EXERCISE PROMPT:
Exactly reproduce each record listed below.
··· DATA EXCERPTS ···
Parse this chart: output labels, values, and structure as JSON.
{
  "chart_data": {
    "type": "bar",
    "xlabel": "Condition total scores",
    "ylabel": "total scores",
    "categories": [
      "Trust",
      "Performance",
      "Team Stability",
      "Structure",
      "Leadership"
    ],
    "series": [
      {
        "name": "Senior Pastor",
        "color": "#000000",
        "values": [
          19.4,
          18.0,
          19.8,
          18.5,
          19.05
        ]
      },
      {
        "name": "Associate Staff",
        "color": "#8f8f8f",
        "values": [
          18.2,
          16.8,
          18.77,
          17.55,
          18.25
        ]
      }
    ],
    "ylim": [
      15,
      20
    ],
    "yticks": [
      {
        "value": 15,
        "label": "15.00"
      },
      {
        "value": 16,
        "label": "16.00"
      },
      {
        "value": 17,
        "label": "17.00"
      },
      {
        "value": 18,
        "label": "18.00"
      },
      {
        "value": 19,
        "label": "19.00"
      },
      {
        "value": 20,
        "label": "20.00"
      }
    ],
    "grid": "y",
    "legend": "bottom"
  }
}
···
EXERCISE RESPONSE:
Parse this chart: output labels, values, and structure as JSON.
{
  "chart_data": {
    "type": "bar",
    "xlabel": "Condition total scores",
    "ylabel": "total scores",
    "categories": [
      "Trust",
      "Performance",
      "Team Stability",
      "Structure",
      "Leadership"
    ],
    "series": [
      {
        "name": "Senior Pastor",
        "color": "#000000",
        "values": [
          19.4,
          18.0,
          19.8,
          18.5,
          19.05
        ]
      },
      {
        "name": "Associate Staff",
        "color": "#8f8f8f",
        "values": [
          18.2,
          16.8,
          18.77,
          17.55,
          18.25
        ]
      }
    ],
    "ylim": [
      15,
      20
    ],
    "yticks": [
      {
        "value": 15,
        "label": "15.00"
      },
      {
        "value": 16,
        "label": "16.00"
      },
      {
        "value": 17,
        "label": "17.00"
      },
      {
        "value": 18,
        "label": "18.00"
      },
      {
        "value": 19,
        "label": "19.00"
      },
      {
        "value": 20,
        "label": "20.00"
      }
    ],
    "grid": "y",
    "legend": "bottom"
  }
}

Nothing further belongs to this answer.